In the data below, find every line with the string "xlabel" and pull it out.
---*---
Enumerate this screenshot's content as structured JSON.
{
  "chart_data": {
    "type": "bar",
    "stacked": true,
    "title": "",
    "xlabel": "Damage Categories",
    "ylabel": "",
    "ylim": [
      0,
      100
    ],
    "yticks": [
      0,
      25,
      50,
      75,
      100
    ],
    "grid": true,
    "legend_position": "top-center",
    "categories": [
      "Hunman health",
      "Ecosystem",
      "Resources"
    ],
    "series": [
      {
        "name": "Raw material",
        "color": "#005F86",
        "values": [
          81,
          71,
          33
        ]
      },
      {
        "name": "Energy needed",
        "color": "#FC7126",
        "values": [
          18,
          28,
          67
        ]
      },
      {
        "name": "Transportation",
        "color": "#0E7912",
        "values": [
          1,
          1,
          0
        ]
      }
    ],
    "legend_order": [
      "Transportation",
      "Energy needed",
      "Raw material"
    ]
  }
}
---*---
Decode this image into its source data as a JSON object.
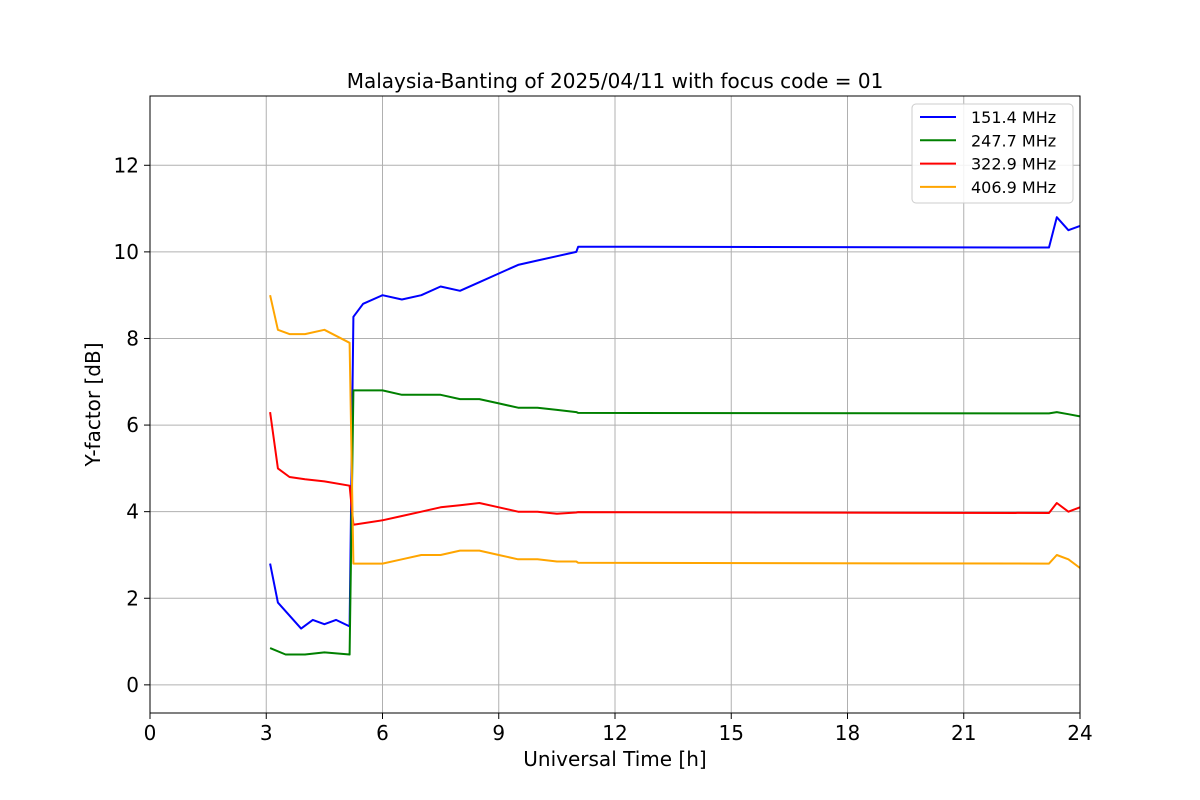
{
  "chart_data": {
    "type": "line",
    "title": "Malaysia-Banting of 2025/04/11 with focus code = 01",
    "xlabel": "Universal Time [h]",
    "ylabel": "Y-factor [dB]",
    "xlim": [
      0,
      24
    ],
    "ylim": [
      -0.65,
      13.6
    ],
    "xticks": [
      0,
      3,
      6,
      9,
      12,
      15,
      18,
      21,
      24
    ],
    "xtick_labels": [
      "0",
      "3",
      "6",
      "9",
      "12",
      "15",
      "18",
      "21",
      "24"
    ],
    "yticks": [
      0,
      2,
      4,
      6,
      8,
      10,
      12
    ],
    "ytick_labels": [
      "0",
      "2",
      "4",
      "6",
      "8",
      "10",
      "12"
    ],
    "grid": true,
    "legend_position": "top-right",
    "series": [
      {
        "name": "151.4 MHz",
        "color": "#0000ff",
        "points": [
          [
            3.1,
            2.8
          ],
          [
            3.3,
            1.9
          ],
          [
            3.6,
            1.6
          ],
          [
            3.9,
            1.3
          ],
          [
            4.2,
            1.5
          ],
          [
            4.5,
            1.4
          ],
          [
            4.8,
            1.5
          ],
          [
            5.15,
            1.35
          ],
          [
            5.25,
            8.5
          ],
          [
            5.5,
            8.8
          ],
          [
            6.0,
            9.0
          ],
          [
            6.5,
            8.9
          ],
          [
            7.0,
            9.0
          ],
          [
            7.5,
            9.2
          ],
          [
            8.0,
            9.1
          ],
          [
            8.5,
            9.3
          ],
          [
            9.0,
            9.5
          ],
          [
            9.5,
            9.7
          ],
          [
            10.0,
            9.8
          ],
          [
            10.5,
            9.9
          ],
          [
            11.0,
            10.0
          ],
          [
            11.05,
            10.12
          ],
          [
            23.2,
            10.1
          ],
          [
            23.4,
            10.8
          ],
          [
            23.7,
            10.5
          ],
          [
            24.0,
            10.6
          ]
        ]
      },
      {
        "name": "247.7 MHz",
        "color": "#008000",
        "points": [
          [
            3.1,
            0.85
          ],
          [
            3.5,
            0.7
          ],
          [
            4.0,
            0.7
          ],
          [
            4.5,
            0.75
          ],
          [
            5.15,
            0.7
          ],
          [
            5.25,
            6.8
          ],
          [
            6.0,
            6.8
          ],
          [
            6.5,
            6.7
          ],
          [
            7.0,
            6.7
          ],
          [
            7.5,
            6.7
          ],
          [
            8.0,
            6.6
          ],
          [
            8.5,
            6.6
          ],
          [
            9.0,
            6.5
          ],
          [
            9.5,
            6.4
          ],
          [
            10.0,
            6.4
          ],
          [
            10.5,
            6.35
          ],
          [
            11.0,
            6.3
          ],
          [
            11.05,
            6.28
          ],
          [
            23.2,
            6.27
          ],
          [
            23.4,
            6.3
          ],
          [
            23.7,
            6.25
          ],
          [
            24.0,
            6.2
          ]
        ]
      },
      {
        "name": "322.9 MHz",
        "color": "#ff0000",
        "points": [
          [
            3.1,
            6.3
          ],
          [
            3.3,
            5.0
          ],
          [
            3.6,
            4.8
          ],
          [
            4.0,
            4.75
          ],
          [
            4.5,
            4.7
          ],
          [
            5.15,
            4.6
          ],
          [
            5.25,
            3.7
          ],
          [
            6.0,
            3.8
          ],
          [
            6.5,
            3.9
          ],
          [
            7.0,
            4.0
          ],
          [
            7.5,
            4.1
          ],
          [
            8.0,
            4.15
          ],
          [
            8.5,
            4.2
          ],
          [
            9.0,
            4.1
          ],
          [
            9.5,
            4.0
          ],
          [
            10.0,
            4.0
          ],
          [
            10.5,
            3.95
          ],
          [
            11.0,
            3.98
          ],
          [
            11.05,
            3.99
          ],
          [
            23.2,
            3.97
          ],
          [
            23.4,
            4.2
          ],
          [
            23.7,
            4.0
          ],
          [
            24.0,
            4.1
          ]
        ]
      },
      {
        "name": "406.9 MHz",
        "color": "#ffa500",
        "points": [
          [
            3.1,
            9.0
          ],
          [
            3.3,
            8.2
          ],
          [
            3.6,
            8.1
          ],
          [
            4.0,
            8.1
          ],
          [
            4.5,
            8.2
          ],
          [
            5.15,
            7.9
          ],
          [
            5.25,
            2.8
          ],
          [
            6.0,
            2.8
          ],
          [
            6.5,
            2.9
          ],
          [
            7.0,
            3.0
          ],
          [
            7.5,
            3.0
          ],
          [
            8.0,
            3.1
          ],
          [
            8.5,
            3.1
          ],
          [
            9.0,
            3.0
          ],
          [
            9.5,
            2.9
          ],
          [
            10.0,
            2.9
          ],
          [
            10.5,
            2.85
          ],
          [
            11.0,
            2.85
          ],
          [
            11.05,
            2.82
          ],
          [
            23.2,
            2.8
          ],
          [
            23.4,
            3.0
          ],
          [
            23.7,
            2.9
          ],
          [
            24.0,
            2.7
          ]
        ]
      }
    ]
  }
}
---*---
→ **Written reply**:
    "xlabel": "Damage Categories",
    "xlabel": "Universal Time [h]",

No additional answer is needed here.